What this task involves
Find the string "type" in the listing and report every line that has it.

Listing
* * * * * * * * *

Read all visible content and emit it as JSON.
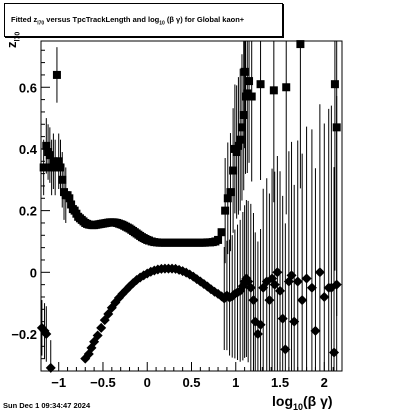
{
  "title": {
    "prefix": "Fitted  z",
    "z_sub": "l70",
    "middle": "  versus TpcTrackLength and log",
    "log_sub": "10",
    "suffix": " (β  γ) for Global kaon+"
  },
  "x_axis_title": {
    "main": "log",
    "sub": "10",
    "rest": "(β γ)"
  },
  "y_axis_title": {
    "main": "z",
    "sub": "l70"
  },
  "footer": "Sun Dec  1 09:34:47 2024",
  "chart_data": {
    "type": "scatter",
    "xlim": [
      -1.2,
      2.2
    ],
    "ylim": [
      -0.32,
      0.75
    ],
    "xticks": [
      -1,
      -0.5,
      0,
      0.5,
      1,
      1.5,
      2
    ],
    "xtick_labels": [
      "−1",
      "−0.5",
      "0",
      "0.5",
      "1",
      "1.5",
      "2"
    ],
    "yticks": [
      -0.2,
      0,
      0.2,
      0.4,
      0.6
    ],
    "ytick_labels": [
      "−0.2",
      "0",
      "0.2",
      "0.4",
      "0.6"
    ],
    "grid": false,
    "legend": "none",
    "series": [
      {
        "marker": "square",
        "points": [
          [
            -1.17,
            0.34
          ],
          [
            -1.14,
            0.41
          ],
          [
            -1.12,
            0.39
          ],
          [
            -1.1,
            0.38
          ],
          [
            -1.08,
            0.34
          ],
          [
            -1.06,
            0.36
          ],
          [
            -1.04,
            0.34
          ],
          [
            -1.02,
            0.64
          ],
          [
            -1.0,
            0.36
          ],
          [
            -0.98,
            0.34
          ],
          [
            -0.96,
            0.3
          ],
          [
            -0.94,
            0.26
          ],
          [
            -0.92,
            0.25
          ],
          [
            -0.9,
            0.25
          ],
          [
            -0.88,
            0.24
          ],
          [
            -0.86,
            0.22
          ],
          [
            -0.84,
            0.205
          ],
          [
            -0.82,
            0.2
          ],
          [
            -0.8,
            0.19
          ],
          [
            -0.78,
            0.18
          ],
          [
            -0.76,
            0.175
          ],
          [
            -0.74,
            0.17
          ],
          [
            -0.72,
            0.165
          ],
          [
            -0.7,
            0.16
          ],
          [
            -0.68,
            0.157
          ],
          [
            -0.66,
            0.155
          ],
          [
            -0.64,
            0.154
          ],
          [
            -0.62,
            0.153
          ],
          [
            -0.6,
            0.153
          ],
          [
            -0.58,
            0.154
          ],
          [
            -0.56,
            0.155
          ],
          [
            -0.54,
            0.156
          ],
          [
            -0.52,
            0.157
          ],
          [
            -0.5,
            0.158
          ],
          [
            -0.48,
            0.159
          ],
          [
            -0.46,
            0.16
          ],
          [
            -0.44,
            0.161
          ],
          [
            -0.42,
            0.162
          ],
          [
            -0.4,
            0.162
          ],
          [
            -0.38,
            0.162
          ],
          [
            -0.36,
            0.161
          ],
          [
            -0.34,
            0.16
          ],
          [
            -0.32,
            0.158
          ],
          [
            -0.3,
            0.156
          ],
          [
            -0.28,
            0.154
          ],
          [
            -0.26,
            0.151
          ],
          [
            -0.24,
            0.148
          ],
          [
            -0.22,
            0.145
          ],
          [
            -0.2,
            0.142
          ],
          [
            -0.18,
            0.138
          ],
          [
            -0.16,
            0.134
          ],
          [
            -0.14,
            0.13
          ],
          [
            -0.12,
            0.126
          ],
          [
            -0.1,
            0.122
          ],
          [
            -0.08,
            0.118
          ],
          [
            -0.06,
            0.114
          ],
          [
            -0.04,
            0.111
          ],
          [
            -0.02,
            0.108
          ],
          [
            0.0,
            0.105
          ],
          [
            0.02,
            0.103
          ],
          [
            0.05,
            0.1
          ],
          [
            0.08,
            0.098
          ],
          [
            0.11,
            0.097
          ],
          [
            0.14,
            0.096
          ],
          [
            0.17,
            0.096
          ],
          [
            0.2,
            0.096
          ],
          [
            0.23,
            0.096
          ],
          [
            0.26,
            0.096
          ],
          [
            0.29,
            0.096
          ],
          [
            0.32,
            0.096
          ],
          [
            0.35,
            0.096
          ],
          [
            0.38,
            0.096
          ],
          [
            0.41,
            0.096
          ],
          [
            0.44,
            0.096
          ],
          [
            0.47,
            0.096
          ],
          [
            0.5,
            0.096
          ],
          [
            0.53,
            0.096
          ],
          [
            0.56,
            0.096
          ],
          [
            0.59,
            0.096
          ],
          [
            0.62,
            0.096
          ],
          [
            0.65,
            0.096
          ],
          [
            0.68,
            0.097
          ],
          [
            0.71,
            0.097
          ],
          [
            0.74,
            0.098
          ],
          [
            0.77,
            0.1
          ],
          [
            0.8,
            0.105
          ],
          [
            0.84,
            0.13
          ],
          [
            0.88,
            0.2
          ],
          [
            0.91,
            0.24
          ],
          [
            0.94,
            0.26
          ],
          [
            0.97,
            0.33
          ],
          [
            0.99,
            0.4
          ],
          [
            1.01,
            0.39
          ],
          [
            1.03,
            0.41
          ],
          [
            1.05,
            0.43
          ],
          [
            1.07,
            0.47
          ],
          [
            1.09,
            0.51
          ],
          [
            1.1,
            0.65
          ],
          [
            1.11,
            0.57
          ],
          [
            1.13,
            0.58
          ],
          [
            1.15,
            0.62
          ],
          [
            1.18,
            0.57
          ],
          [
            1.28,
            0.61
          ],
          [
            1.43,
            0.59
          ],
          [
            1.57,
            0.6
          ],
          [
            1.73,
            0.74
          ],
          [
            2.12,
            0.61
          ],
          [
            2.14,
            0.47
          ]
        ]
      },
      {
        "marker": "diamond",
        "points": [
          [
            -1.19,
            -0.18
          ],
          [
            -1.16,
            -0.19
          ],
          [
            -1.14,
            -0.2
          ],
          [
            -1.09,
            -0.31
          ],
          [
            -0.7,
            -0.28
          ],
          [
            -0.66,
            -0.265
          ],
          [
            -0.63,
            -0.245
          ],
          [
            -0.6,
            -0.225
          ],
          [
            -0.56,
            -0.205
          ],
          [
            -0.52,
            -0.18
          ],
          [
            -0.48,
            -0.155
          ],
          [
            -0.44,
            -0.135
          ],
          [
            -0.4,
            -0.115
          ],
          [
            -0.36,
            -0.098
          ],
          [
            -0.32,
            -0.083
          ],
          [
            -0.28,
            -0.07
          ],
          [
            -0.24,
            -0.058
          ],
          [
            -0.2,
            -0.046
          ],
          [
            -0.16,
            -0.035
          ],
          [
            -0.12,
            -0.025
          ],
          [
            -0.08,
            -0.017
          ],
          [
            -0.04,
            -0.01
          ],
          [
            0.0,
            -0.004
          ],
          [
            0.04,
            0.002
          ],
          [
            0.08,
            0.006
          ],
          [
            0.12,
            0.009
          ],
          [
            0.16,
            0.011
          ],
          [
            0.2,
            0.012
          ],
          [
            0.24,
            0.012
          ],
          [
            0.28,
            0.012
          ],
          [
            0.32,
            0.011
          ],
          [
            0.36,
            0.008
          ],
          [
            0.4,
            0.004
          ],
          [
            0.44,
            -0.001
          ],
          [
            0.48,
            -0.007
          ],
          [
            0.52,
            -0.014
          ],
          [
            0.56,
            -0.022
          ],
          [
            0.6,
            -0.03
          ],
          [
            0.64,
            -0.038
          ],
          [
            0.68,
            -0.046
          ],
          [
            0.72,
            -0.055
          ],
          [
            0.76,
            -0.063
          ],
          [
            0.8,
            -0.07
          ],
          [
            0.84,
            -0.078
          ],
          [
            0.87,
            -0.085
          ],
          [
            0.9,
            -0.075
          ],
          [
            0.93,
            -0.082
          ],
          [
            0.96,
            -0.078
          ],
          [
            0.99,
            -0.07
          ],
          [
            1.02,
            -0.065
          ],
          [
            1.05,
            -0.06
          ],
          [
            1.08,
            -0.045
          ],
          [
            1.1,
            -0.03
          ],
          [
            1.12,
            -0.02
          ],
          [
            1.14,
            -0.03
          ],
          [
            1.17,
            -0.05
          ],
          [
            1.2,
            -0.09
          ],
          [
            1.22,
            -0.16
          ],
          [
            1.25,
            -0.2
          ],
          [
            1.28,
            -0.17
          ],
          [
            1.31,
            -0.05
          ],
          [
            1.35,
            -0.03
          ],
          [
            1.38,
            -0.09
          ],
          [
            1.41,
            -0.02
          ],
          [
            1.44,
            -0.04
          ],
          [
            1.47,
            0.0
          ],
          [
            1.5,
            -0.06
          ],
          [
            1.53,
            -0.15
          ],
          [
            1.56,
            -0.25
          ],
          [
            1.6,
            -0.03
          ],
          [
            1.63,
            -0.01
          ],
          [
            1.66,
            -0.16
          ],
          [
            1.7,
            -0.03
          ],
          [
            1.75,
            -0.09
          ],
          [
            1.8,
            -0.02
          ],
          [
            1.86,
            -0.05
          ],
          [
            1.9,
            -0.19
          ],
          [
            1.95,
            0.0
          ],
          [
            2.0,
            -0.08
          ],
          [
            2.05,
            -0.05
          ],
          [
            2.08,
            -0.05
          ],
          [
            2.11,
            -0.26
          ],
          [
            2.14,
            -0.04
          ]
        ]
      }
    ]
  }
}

* * * * * * * * *

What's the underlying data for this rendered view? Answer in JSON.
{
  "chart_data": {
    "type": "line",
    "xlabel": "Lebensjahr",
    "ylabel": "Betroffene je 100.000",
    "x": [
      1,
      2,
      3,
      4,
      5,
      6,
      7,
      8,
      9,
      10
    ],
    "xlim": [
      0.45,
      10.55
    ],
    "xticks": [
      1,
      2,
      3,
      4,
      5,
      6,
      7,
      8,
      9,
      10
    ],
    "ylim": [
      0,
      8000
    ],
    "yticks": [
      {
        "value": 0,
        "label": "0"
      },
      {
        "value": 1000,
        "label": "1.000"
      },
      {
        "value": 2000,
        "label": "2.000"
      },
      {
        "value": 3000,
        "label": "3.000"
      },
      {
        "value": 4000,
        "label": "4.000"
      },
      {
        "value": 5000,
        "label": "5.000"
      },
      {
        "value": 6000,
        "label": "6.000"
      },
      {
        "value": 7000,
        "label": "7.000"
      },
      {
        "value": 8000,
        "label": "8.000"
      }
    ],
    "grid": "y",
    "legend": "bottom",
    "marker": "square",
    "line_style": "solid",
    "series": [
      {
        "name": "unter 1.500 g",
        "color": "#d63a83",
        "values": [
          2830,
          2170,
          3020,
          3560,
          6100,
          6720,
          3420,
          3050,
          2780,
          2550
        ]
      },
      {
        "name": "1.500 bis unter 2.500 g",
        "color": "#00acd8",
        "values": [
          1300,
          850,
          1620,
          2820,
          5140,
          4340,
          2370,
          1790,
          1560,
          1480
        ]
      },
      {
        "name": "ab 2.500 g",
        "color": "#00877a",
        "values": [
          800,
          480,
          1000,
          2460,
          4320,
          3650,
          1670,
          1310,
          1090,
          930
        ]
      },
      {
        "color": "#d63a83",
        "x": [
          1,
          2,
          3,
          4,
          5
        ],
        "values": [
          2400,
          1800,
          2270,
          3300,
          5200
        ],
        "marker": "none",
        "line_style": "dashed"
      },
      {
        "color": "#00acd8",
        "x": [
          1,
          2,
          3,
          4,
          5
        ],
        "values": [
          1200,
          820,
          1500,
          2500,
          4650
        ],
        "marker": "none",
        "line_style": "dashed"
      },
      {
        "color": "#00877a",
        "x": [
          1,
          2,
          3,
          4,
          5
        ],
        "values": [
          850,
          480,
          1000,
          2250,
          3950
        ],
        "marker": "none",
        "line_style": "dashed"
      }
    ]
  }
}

* * * * * * * * *

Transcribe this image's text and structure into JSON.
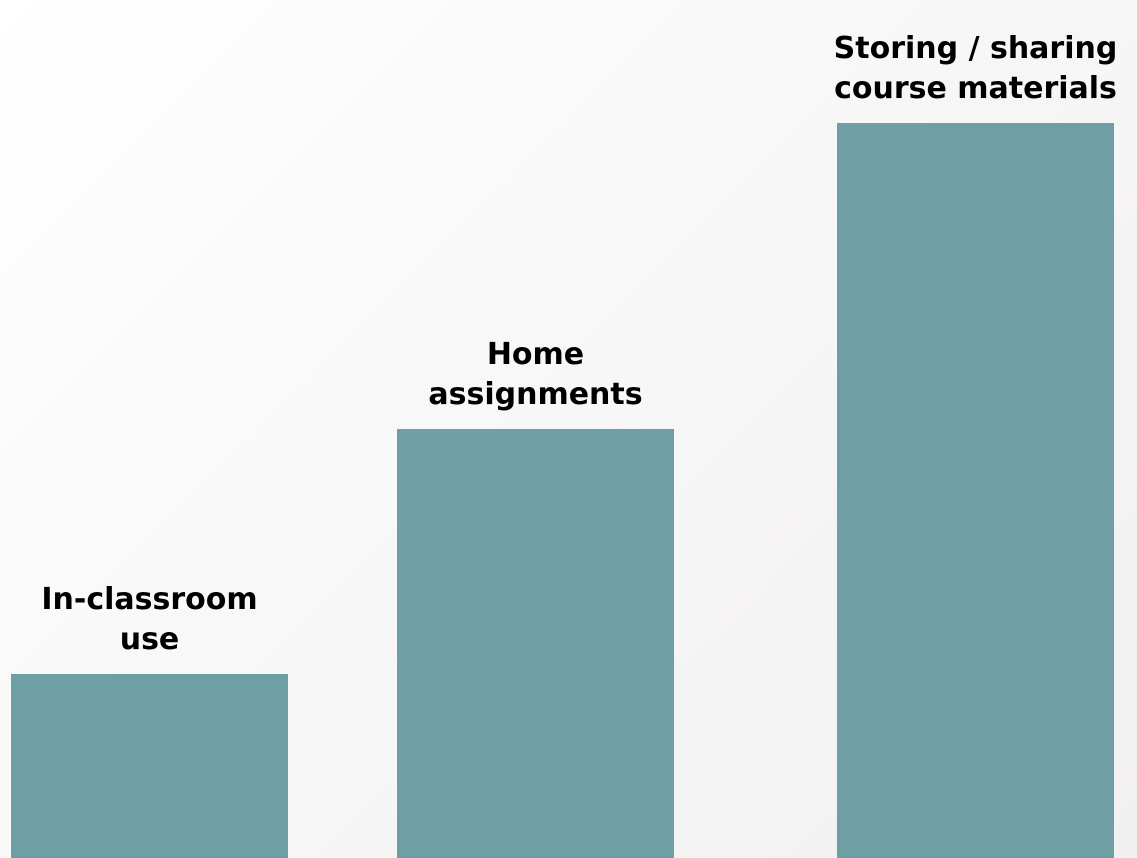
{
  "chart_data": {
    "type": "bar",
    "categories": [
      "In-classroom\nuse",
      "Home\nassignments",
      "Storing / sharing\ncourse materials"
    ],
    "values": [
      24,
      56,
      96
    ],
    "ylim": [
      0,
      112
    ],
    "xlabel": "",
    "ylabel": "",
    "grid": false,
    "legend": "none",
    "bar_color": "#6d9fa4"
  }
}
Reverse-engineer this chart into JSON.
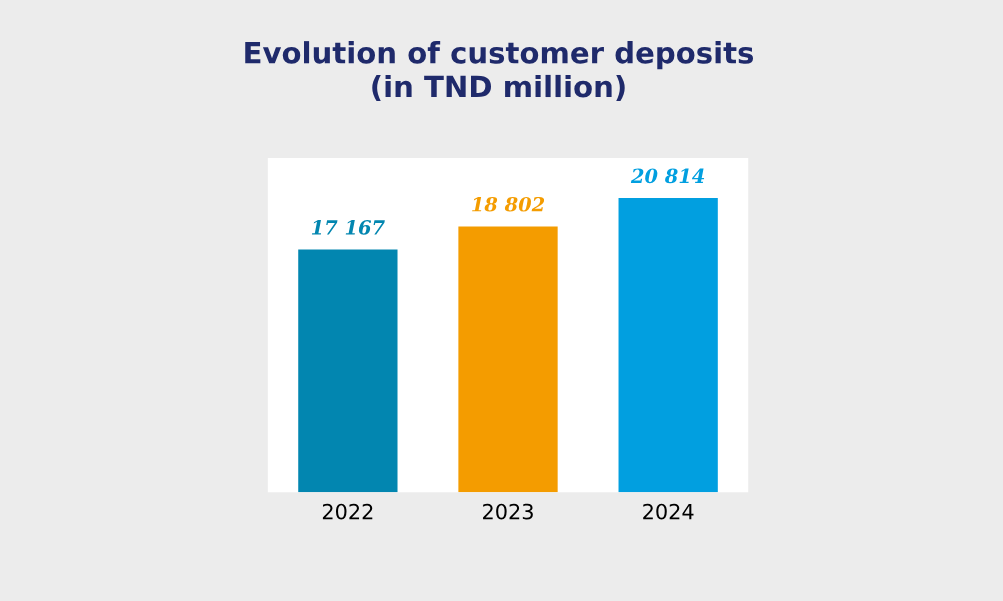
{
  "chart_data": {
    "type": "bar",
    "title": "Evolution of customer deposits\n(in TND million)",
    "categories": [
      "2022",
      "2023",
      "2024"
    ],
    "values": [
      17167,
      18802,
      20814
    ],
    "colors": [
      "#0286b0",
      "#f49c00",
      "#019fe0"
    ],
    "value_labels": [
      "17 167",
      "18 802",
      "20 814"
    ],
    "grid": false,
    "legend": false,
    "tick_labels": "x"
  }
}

* * * * * * * * *

Answer to the task
    "type": "scatter",
    "type": "line",
    "type": "bar",
    "type": "bar",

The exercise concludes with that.